▸ **Trecho do texto**
============

Ernesto Nazareth - Vida e Obra - por Luiz Antonio de Almeida
A DÉCIMA SÉTIMA MORADA (1917)
A DÉCIMA SÉTIMA MORADA (1917)
Maria de Lourdes Nazareth, a doce “Marietta”, por causa de uma anemia que há tempos consumia-lhe a saúde, já apresentava, em seu pescoço, gânglios muito protuberantes, ou escrófulas, conforme se dizia. E como os médicos que cuidavam da filha de Ernesto Nazareth acreditavam que banhos de mar talvez trouxessem melhoras à jovem, por causa do iodo, a família, então, mudou-se para uma casa em frente à praia de Ipanema, à Avenida Vieira Souto, nº 158 (atual nº 192).
Lourdes havia gostado muito de um rapaz do Colégio Militar, “Arthurzinho”, no tempo em que tio Ernesto morava na Rua Visconde de Figueiredo. No final das aulas, todos os dias, ele passava em frente da casa para conversar com ela, que ficava na janela. Um dia, tio Ernesto, chegando em casa, presenciou o “namorico” dos dois e disse depois para ela:
“ - Apanhei-te, bonitinha!...”
Não se sabe. Talvez ele tenha terminado os estudos... Mas, o fato é que o rapaz, depois de algum tempo, nunca mais apareceu. E isso deixou Lourdes desconsolada. Ela era uma moça muito sentimental. Nunca mais foi a mesma. E olha que tudo não passava de um “namorico” de janela!... E ela, que já não era muito saudável, passou a comer quase nada. Quando ela estava lá em casa, de visita, chegava à hora do almoço e de tão pouquinho que ela comia, mamãe perguntava: “ - Lourdes, minha filha, hoje você vai sujar o prato com o que?...” E acho que foi daí que veio a sua anemia.

============

▸ **Entradas fornecidas**

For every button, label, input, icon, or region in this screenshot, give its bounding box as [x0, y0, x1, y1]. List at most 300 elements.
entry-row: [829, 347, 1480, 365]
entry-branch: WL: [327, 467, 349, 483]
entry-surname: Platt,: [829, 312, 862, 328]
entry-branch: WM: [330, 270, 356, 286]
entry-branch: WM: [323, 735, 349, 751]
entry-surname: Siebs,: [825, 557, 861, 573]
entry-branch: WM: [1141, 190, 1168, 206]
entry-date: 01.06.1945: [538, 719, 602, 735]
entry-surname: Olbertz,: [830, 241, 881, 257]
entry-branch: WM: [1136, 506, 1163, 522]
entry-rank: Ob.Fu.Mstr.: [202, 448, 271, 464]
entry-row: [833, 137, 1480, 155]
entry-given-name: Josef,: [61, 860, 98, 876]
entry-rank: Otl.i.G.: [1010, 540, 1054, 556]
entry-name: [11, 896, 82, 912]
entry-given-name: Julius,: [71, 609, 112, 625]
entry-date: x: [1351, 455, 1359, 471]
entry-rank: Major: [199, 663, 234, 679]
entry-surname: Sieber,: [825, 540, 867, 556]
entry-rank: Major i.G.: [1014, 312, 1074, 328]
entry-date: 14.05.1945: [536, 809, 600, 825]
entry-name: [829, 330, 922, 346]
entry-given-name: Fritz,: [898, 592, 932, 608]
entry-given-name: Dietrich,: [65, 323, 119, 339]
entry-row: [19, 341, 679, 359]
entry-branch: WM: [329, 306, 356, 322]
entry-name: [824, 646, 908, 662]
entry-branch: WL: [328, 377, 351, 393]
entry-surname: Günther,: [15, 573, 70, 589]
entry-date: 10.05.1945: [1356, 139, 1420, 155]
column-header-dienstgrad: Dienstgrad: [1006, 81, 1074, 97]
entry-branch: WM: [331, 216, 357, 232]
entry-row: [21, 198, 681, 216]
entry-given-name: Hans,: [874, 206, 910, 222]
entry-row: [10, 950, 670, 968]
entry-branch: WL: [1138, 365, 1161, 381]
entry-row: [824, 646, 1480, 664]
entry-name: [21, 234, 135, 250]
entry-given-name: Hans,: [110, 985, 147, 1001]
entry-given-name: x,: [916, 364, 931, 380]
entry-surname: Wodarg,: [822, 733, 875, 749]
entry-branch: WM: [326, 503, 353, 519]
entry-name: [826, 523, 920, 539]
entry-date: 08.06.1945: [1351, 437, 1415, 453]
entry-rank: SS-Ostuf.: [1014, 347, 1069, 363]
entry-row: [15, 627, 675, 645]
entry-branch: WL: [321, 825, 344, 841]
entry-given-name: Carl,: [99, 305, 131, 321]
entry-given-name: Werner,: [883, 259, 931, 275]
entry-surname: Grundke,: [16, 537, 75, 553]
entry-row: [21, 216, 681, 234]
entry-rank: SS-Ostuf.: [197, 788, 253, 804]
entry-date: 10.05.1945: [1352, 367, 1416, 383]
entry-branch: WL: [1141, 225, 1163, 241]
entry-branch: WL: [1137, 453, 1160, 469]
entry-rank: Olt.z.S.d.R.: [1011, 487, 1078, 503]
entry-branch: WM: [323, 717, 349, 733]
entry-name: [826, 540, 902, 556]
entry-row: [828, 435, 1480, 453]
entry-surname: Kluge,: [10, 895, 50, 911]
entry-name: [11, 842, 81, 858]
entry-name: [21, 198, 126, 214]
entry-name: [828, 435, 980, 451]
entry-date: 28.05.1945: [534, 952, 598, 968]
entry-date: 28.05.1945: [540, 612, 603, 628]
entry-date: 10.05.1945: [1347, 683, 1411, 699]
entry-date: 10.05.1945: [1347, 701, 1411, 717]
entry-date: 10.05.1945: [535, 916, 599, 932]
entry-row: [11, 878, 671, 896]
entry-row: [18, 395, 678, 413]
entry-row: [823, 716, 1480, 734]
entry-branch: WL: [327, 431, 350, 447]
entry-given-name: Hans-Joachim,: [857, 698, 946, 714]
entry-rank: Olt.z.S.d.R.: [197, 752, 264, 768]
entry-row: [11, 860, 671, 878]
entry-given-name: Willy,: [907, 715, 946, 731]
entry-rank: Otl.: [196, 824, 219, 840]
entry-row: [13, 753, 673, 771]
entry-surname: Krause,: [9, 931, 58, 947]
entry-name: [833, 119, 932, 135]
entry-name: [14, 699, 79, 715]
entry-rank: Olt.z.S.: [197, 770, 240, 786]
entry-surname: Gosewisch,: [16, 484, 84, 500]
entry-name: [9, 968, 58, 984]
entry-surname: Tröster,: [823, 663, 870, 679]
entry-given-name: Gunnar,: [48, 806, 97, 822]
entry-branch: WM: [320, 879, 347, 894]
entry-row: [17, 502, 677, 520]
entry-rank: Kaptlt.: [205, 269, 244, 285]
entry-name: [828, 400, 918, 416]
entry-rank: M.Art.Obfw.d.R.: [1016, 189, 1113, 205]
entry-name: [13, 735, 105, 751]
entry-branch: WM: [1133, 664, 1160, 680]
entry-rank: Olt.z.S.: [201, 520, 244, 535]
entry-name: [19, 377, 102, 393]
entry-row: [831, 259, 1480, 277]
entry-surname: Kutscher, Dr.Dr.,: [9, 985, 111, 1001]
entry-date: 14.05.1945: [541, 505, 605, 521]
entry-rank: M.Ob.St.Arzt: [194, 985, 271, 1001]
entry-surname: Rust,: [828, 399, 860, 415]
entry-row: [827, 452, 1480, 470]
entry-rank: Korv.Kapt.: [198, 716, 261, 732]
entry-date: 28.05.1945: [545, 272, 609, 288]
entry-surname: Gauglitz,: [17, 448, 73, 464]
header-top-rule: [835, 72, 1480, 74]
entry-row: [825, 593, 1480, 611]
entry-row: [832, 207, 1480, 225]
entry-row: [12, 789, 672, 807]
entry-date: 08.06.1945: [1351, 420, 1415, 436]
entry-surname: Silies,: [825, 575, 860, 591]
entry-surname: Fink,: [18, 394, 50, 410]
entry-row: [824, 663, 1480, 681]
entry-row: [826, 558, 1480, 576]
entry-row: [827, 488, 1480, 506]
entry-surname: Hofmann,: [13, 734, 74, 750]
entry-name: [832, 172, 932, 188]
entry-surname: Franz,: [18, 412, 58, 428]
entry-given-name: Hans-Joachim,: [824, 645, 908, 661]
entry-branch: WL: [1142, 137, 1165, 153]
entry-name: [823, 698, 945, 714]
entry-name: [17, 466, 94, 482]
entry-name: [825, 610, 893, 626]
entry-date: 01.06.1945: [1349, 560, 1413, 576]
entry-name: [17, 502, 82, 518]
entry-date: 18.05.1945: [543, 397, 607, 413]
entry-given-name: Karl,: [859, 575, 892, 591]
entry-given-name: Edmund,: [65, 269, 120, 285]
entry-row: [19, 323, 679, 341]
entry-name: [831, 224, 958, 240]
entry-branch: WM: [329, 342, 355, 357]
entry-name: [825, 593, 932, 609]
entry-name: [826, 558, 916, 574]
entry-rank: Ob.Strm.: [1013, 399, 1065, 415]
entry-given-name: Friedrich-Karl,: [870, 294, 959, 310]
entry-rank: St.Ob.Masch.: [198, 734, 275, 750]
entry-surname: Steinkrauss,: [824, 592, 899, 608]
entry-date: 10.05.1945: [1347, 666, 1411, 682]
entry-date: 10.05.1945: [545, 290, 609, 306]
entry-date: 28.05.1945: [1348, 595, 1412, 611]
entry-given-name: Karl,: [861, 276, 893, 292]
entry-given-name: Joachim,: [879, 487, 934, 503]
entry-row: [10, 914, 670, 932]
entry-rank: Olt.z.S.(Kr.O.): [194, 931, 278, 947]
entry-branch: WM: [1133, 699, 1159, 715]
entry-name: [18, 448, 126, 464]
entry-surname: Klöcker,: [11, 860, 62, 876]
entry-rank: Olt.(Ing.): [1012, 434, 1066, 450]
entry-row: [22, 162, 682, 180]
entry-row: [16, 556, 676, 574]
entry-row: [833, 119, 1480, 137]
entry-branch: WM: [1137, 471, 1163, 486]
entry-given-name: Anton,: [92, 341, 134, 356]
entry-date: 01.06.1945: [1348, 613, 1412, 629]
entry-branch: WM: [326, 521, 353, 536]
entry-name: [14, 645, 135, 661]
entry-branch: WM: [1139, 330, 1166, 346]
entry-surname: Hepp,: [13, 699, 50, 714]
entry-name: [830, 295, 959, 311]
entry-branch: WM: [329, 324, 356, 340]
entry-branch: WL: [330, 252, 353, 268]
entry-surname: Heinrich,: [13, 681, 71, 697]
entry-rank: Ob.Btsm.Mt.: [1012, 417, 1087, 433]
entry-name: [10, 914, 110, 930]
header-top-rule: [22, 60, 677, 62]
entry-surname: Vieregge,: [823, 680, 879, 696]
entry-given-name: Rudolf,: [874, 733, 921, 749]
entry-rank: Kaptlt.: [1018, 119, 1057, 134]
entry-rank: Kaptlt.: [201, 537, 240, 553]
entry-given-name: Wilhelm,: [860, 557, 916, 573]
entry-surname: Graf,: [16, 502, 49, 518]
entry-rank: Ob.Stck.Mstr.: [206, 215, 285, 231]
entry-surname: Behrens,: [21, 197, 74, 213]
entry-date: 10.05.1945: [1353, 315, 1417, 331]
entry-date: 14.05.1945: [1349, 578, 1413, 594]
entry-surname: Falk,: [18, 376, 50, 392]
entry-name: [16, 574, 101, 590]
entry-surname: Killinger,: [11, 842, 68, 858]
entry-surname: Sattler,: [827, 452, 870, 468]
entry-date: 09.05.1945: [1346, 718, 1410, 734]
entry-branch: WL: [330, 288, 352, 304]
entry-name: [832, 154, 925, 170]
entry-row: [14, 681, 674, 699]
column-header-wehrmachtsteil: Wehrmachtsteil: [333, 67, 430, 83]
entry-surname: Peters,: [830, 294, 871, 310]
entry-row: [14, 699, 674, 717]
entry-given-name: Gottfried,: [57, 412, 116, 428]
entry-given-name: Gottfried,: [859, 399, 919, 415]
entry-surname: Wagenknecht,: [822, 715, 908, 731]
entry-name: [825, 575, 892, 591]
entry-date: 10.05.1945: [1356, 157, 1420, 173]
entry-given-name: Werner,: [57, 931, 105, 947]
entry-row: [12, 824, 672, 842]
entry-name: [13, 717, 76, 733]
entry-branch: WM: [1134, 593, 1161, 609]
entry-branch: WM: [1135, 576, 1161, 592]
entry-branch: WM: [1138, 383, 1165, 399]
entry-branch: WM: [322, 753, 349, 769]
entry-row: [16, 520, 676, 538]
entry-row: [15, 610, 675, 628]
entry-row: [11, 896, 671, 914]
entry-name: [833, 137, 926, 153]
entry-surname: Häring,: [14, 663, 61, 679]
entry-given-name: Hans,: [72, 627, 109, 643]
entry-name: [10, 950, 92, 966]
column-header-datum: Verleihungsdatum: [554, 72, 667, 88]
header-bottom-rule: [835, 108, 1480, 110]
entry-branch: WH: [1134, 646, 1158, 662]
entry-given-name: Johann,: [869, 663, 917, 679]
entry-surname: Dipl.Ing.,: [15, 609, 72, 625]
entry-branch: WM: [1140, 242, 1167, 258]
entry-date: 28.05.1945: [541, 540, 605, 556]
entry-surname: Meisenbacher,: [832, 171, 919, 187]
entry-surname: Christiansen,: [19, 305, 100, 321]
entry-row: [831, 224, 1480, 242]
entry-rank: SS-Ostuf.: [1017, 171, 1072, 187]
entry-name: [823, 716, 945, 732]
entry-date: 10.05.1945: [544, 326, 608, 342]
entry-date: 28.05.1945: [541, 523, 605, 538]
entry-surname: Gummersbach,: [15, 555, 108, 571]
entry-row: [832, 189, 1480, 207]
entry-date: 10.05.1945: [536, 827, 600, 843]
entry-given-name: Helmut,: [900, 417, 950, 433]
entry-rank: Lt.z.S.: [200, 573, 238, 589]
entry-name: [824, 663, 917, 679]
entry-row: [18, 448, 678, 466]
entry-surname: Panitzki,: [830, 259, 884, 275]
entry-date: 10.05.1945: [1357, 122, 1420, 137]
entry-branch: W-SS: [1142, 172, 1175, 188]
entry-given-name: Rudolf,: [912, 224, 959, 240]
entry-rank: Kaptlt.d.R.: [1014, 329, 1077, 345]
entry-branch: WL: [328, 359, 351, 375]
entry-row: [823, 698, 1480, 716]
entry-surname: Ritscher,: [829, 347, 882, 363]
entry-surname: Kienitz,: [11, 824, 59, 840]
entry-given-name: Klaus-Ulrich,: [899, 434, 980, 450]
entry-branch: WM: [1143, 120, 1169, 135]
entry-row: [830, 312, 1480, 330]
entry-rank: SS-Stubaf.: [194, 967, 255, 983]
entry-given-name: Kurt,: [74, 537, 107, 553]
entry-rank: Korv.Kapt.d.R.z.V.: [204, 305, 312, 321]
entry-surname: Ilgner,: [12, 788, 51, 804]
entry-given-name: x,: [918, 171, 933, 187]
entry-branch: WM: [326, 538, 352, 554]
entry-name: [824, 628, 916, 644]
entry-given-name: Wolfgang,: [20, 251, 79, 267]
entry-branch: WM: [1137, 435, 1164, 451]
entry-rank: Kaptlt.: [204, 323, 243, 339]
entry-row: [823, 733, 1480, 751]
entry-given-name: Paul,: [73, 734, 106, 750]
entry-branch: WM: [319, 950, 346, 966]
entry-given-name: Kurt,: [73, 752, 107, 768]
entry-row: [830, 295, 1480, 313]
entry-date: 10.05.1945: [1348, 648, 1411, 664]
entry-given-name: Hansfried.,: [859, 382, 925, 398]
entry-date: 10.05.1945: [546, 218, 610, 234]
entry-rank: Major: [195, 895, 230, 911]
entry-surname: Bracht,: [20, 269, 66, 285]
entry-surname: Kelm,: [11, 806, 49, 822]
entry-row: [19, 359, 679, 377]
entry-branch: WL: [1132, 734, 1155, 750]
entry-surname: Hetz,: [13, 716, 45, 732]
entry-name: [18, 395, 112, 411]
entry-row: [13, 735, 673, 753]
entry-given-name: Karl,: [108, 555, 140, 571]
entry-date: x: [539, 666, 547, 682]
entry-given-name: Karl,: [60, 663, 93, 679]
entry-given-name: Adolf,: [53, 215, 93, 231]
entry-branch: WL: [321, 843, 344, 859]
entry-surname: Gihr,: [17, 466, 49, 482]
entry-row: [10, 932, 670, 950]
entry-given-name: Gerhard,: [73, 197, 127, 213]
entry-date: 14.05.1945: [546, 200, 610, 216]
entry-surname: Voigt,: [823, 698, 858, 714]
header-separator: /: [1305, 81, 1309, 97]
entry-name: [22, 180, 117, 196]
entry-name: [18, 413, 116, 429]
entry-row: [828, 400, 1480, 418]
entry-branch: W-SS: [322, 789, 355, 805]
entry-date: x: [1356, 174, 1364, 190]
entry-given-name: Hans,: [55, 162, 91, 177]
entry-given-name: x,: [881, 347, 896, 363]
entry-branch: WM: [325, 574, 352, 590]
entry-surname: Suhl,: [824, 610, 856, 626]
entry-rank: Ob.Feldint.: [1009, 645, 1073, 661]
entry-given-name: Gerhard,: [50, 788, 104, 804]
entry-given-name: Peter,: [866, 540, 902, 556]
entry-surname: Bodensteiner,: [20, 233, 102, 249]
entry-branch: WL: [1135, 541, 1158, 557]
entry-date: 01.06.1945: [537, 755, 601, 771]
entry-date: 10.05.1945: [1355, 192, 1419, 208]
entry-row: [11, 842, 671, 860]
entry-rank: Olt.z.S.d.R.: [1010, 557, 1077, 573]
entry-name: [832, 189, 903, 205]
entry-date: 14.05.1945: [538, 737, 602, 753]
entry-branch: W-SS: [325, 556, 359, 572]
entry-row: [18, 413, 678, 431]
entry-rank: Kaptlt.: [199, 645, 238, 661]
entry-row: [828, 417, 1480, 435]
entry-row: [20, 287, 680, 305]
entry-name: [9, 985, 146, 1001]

============

▸ **Explorar o material**
1 - Responda, com base no texto sobre Ernesto Nazareth, às perguntas abaixo, marcando as respostas com as mesmas letras:
(a) Para qual endereço a família se mudou?
(b) De que colégio era o rapaz chamado "Arthurzinho"?
(c) Em que rua tio Ernesto morava na época do "namorico"?
2 - Indique se cada afirmação concorda com o texto sobre Ernesto Nazareth, respondendo sim ou não e citando as palavras do texto que decidem a questão:
(a) Os médicos acreditavam que banhos de mar poderiam ajudar a jovem por causa do iodo.
(b) O rapaz continuou aparecendo para conversar com Lourdes.
(c) Lourdes passou a comer quase nada.
3 - Escreva a continuação do texto sobre Ernesto Nazareth, começando logo após a última frase apresentada.

▸ **Respostas por tarefa**
1 -
(a) Para uma casa em frente à praia de Ipanema, na Avenida Vieira Souto, nº 158 (atual nº 192).
(b) Do Colégio Militar.
(c) Na Rua Visconde de Figueiredo.

2 -
(a) Sim: "banhos de mar talvez trouxessem melhoras à jovem, por causa do iodo".
(b) Não: "o rapaz, depois de algum tempo, nunca mais apareceu".
(c) Sim: "passou a comer quase nada".

3 -
Julita Nazareth Siston
NAZARETH SISTON, Julita. Entrevista concedida ao autor. Rio de Janeiro, s/d;
A família Nazareth passou a morar no quarteirão entre as ruas Teixeira de Melo e Farme de Amoedo. Era um confortável porão alto, pertencente ao belo palacete do pintor português Antonio Coelho de Magalhães, de 54 anos, pai do também pintor Gaspar Coelho de Magalhães, de 30 anos, e avô das meninas Yolanda e Beatriz (filhas de Gaspar).
Em mais uma incrível coincidência, durante dez anos morei à Rua Prudente de Morais, nº 281, cujo imóvel fazia fundos exatamente com o quintal da residência dos Magalhães, ou seja, a casa de Ernesto Nazareth. De vez em quando, trepado no muro, avistava certa senhora, simpática, trajando sempre um vestido tão florido quanto algumas toalhas de mesa, alimentando um bando de gatos, que não sabia ser dela ou da redondeza. Tenho, hoje, a impressão de que se tratava de Yolanda Coelho de Magalhães, pois a outra irmã seria introspectiva e desconfiada.
- Ela era assim desde criança. Bastava a gente fazer uma visita ao seu Gaspar que a Beatriz ia logo se esconder debaixo da cama!...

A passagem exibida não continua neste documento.